According to the report, Belgium was inundated with German-
Jewish refugees during the 1930s, and with the right's rise
to power following an economic recession and the influx of
Jewish refugees, extreme antisemitism took root. After the
Nazi invasion in May 1940 the Belgium government went into
exile in London, where it issued instructions permitting
public employees to cooperate with the Nazis in order to keep
businesses open and prevent economic collapse. In many cases
this cooperation led to persecution of Jews. In 1940 Belgian
officials agreed to draw up an orderly list of Jews,
deportation documents, a certificate with the word "Jew"
stamped on it and yellow badges, and even arrested 1,243 Jews
to hand them over to the Nazis.
The study is the first document to provide details on conduct
at the national level in Belgium during the war. Prime
Minister Guy Verhofstadt, who apologized to the country's
Jewish community in 2002 for Belgium's part in the Holocaust,
acknowledged the report's conclusions and said the findings
must be included in the country's textbooks. "The report is a
mirror before us," said the Senate Chairwoman, who condemned
the cowardice of the government during the War.

Task set:
1) In the passage on Belgium's wartime treatment of Jews, how many Jews did Belgian officials arrest to hand over to the Nazis?
2) Extend the passage on Belgium's wartime treatment of Jews with a paragraph that picks up after its final sentence.

Dataset extract:
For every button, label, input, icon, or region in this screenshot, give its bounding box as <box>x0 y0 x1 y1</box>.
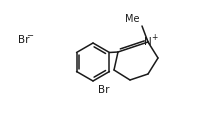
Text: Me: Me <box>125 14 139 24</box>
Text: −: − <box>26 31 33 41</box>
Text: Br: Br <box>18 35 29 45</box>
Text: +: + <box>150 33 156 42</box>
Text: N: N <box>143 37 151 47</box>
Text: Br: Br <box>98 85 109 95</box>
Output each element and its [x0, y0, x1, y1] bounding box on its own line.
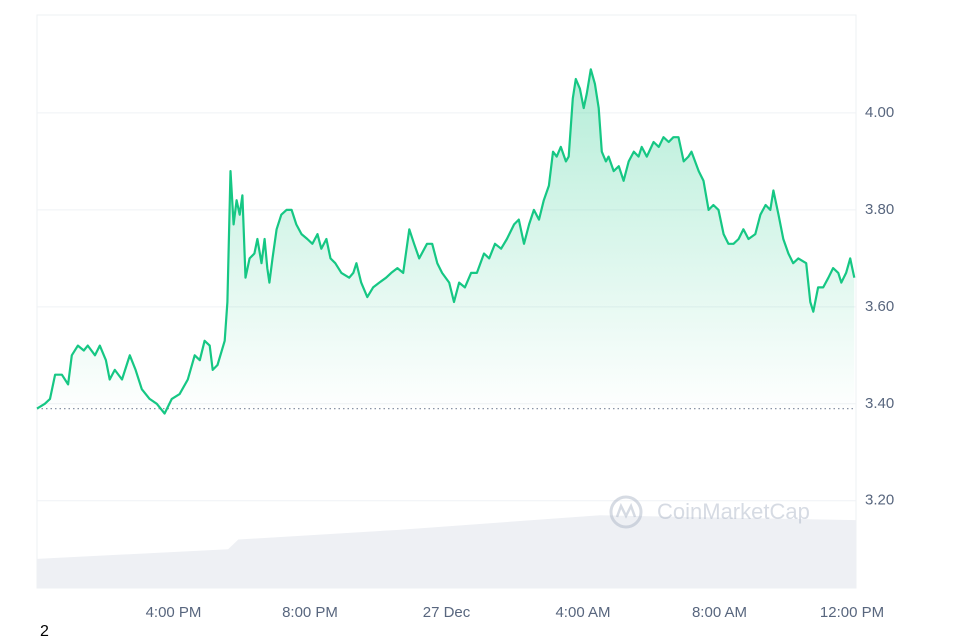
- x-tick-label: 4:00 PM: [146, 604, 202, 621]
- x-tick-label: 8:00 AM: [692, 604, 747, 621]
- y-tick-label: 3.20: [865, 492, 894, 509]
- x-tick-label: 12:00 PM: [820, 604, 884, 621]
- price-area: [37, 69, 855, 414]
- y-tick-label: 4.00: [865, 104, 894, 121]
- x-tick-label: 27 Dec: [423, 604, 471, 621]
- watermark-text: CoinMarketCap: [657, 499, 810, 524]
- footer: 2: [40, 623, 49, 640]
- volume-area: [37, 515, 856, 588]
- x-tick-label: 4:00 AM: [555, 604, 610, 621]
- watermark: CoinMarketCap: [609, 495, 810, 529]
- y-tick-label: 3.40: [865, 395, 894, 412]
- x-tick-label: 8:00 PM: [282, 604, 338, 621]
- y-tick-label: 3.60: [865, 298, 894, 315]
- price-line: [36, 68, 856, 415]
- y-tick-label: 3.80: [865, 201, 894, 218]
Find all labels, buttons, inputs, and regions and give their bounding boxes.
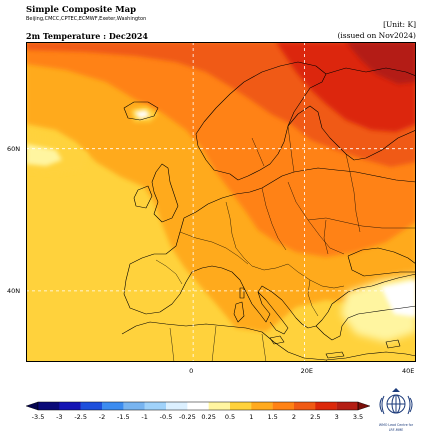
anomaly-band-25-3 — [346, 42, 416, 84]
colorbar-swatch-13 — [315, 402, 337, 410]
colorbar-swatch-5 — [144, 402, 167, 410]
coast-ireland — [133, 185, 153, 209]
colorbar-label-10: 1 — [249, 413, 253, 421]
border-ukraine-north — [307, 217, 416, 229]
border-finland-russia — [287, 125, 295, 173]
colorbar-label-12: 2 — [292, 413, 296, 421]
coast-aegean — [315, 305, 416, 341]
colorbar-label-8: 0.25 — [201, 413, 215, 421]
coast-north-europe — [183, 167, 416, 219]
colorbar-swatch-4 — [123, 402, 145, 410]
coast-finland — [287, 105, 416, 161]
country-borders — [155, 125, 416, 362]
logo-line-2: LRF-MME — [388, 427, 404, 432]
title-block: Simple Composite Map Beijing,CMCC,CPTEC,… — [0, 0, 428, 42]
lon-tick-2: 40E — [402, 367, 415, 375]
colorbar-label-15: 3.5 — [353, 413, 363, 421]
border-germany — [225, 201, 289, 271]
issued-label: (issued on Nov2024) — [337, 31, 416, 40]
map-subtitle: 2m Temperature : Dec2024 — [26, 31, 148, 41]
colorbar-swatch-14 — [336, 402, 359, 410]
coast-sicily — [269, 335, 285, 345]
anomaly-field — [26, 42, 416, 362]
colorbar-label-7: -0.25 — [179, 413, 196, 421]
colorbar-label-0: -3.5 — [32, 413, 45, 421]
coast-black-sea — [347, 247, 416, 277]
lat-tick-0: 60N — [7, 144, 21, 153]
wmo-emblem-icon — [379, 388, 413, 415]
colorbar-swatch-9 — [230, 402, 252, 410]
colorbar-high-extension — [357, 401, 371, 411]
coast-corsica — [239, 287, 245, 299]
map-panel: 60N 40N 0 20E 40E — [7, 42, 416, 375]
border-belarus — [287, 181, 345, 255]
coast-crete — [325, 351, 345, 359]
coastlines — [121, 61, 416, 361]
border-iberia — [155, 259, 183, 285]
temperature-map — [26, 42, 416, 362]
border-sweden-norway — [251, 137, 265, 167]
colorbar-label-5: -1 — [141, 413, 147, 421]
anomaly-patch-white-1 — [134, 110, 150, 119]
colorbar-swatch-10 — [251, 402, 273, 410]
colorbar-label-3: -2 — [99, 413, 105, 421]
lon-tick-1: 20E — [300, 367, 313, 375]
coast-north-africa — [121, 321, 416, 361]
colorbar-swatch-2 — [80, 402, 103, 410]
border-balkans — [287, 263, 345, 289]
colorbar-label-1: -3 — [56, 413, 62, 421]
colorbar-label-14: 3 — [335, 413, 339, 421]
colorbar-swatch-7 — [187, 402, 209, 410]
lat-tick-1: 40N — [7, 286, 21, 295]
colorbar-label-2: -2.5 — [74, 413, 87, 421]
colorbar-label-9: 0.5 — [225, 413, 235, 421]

Results by task:
1) 1,243

2)
The Jewish community in Belgium sees the publication of the
report as a positive step. Philippe Markiewicz, president of
the Coordination Committee of Jewish Organizations of
Belgium, said, "The report is a milestone and a victory for
enlightened democracy," noting many Belgians put their own
lives in great danger to save Jews. The report drew wide
coverage in the French press, while the Flemish press buried
it on the inner pages and sometimes overlooked it
completely.
Titled "Docile Belgium," the 1,114-page report, which took
over three years to produce, is highly critical of the fact
after the liberation of the camps in 1945 Belgian's
complicity in deporting the Jews to the camps was not
addressed because the issue was too "delicate."
The report also notes the exceptional cases in which the City
of Brussels refused to force the Jews to wear the yellow
badge.
Half of the 50,000 Jews living in Belgium before World War II
were killed in the Holocaust.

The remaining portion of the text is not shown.